- [Given instruction] Output each entry below as it stands, leaving out every picture.
--- Start of Source records ---
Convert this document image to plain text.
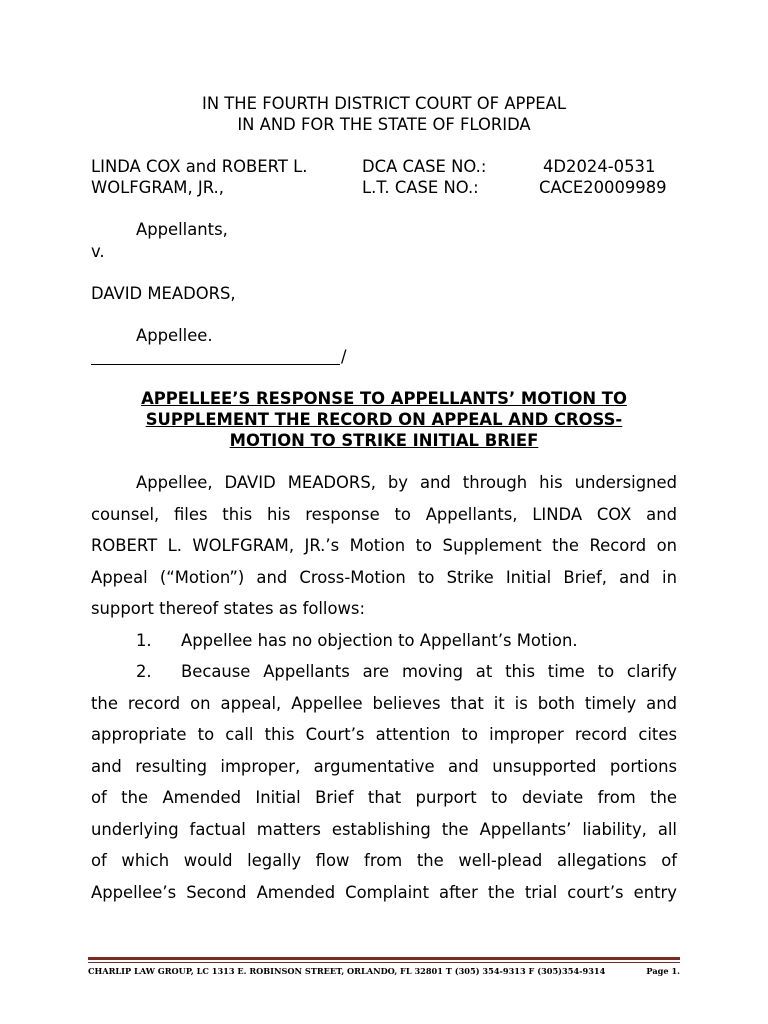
IN THE FOURTH DISTRICT COURT OF APPEAL
IN AND FOR THE STATE OF FLORIDA
LINDA COX and ROBERT L.
WOLFGRAM, JR.,
DCA CASE NO.:	4D2024-0531
L.T. CASE NO.:	CACE20009989
Appellants,
v.
DAVID MEADORS,
Appellee.
/
APPELLEE’S RESPONSE TO APPELLANTS’ MOTION TO
SUPPLEMENT THE RECORD ON APPEAL AND CROSS-
MOTION TO STRIKE INITIAL BRIEF
Appellee, DAVID MEADORS, by and through his undersigned
counsel, files this his response to Appellants, LINDA COX and
ROBERT L. WOLFGRAM, JR.’s Motion to Supplement the Record on
Appeal (“Motion”) and Cross-Motion to Strike Initial Brief, and in
support thereof states as follows:
1.	Appellee has no objection to Appellant’s Motion.
2.	Because Appellants are moving at this time to clarify
the record on appeal, Appellee believes that it is both timely and
appropriate to call this Court’s attention to improper record cites
and resulting improper, argumentative and unsupported portions
of the Amended Initial Brief that purport to deviate from the
underlying factual matters establishing the Appellants’ liability, all
of which would legally flow from the well-plead allegations of
Appellee’s Second Amended Complaint after the trial court’s entry
CHARLIP LAW GROUP, LC 1313 E. ROBINSON STREET, ORLANDO, FL 32801 T (305) 354-9313 F (305)354-9314	Page 1.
--- End of Source records ---
- [Expected answer]
Convert this document image to plain text.
IN THE FOURTH DISTRICT COURT OF APPEAL
IN AND FOR THE STATE OF FLORIDA
LINDA COX and ROBERT L.
WOLFGRAM, JR.,
DCA CASE NO.:	4D2024-0531
L.T. CASE NO.:	CACE20009989
Appellants,
v.
DAVID MEADORS,
Appellee.
/
APPELLEE’S RESPONSE TO APPELLANTS’ MOTION TO
SUPPLEMENT THE RECORD ON APPEAL AND CROSS-
MOTION TO STRIKE INITIAL BRIEF
Appellee, DAVID MEADORS, by and through his undersigned
counsel, files this his response to Appellants, LINDA COX and
ROBERT L. WOLFGRAM, JR.’s Motion to Supplement the Record on
Appeal (“Motion”) and Cross-Motion to Strike Initial Brief, and in
support thereof states as follows:
1.	Appellee has no objection to Appellant’s Motion.
2.	Because Appellants are moving at this time to clarify
the record on appeal, Appellee believes that it is both timely and
appropriate to call this Court’s attention to improper record cites
and resulting improper, argumentative and unsupported portions
of the Amended Initial Brief that purport to deviate from the
underlying factual matters establishing the Appellants’ liability, all
of which would legally flow from the well-plead allegations of
Appellee’s Second Amended Complaint after the trial court’s entry
CHARLIP LAW GROUP, LC 1313 E. ROBINSON STREET, ORLANDO, FL 32801 T (305) 354-9313 F (305)354-9314	Page 1.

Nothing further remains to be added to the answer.